▸ **Exercise prompt**
Send back all the data below, exactly as given.

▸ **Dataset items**
==================================================

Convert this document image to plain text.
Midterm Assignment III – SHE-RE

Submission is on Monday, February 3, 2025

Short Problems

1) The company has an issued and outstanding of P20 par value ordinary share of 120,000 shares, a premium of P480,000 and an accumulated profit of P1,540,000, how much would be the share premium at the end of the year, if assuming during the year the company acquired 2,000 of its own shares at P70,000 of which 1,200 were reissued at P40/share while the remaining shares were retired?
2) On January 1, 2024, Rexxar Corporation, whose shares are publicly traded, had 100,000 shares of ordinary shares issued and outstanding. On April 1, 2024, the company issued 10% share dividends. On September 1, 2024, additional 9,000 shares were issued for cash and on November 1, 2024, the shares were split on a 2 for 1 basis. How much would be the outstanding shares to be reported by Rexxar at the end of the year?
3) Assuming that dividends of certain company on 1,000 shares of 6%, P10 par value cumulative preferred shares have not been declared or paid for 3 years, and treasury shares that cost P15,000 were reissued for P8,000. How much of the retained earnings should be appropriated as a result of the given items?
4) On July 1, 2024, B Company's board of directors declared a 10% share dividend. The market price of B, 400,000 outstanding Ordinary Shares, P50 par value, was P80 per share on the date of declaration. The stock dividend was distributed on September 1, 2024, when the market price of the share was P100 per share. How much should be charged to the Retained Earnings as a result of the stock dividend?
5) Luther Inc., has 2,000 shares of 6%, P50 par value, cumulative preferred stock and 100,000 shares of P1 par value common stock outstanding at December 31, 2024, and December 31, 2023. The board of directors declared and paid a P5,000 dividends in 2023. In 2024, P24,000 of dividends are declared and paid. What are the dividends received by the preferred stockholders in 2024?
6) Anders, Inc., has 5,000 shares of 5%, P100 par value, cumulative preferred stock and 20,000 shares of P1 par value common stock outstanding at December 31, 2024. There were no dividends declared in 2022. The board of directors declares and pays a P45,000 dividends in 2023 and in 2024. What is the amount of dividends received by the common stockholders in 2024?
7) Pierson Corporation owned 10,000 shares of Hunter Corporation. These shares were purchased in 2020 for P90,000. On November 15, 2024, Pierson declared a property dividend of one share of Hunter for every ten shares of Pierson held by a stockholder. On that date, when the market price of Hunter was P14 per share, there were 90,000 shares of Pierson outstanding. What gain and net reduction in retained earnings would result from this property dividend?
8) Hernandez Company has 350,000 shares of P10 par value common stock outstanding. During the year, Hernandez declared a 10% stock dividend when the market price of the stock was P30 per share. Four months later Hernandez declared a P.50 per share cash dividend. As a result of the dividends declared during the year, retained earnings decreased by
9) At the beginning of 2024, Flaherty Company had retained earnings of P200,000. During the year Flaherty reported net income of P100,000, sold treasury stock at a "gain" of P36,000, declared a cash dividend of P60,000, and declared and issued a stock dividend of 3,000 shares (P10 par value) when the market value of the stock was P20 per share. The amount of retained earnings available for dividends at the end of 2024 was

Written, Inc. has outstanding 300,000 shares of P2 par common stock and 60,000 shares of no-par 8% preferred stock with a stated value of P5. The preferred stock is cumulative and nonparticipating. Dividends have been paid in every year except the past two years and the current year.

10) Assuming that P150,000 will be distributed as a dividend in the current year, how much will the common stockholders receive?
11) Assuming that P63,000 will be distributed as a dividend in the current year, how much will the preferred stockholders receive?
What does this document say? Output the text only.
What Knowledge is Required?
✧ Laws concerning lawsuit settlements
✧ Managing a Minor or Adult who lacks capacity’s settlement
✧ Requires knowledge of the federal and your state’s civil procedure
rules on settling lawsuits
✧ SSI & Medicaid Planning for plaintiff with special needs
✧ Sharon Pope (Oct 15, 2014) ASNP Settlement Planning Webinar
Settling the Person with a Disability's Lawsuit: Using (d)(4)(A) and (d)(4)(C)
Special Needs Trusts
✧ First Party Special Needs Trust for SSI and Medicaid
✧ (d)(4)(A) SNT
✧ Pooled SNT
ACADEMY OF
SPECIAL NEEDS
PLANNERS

==================================================

▸ **Response to the task**
Convert this document image to plain text.
Midterm Assignment III – SHE-RE

Submission is on Monday, February 3, 2025

Short Problems

1) The company has an issued and outstanding of P20 par value ordinary share of 120,000 shares, a premium of P480,000 and an accumulated profit of P1,540,000, how much would be the share premium at the end of the year, if assuming during the year the company acquired 2,000 of its own shares at P70,000 of which 1,200 were reissued at P40/share while the remaining shares were retired?
2) On January 1, 2024, Rexxar Corporation, whose shares are publicly traded, had 100,000 shares of ordinary shares issued and outstanding. On April 1, 2024, the company issued 10% share dividends. On September 1, 2024, additional 9,000 shares were issued for cash and on November 1, 2024, the shares were split on a 2 for 1 basis. How much would be the outstanding shares to be reported by Rexxar at the end of the year?
3) Assuming that dividends of certain company on 1,000 shares of 6%, P10 par value cumulative preferred shares have not been declared or paid for 3 years, and treasury shares that cost P15,000 were reissued for P8,000. How much of the retained earnings should be appropriated as a result of the given items?
4) On July 1, 2024, B Company's board of directors declared a 10% share dividend. The market price of B, 400,000 outstanding Ordinary Shares, P50 par value, was P80 per share on the date of declaration. The stock dividend was distributed on September 1, 2024, when the market price of the share was P100 per share. How much should be charged to the Retained Earnings as a result of the stock dividend?
5) Luther Inc., has 2,000 shares of 6%, P50 par value, cumulative preferred stock and 100,000 shares of P1 par value common stock outstanding at December 31, 2024, and December 31, 2023. The board of directors declared and paid a P5,000 dividends in 2023. In 2024, P24,000 of dividends are declared and paid. What are the dividends received by the preferred stockholders in 2024?
6) Anders, Inc., has 5,000 shares of 5%, P100 par value, cumulative preferred stock and 20,000 shares of P1 par value common stock outstanding at December 31, 2024. There were no dividends declared in 2022. The board of directors declares and pays a P45,000 dividends in 2023 and in 2024. What is the amount of dividends received by the common stockholders in 2024?
7) Pierson Corporation owned 10,000 shares of Hunter Corporation. These shares were purchased in 2020 for P90,000. On November 15, 2024, Pierson declared a property dividend of one share of Hunter for every ten shares of Pierson held by a stockholder. On that date, when the market price of Hunter was P14 per share, there were 90,000 shares of Pierson outstanding. What gain and net reduction in retained earnings would result from this property dividend?
8) Hernandez Company has 350,000 shares of P10 par value common stock outstanding. During the year, Hernandez declared a 10% stock dividend when the market price of the stock was P30 per share. Four months later Hernandez declared a P.50 per share cash dividend. As a result of the dividends declared during the year, retained earnings decreased by
9) At the beginning of 2024, Flaherty Company had retained earnings of P200,000. During the year Flaherty reported net income of P100,000, sold treasury stock at a "gain" of P36,000, declared a cash dividend of P60,000, and declared and issued a stock dividend of 3,000 shares (P10 par value) when the market value of the stock was P20 per share. The amount of retained earnings available for dividends at the end of 2024 was

Written, Inc. has outstanding 300,000 shares of P2 par common stock and 60,000 shares of no-par 8% preferred stock with a stated value of P5. The preferred stock is cumulative and nonparticipating. Dividends have been paid in every year except the past two years and the current year.

10) Assuming that P150,000 will be distributed as a dividend in the current year, how much will the common stockholders receive?
11) Assuming that P63,000 will be distributed as a dividend in the current year, how much will the preferred stockholders receive?
What does this document say? Output the text only.
What Knowledge is Required?
✧ Laws concerning lawsuit settlements
✧ Managing a Minor or Adult who lacks capacity’s settlement
✧ Requires knowledge of the federal and your state’s civil procedure
rules on settling lawsuits
✧ SSI & Medicaid Planning for plaintiff with special needs
✧ Sharon Pope (Oct 15, 2014) ASNP Settlement Planning Webinar
Settling the Person with a Disability's Lawsuit: Using (d)(4)(A) and (d)(4)(C)
Special Needs Trusts
✧ First Party Special Needs Trust for SSI and Medicaid
✧ (d)(4)(A) SNT
✧ Pooled SNT
ACADEMY OF
SPECIAL NEEDS
PLANNERS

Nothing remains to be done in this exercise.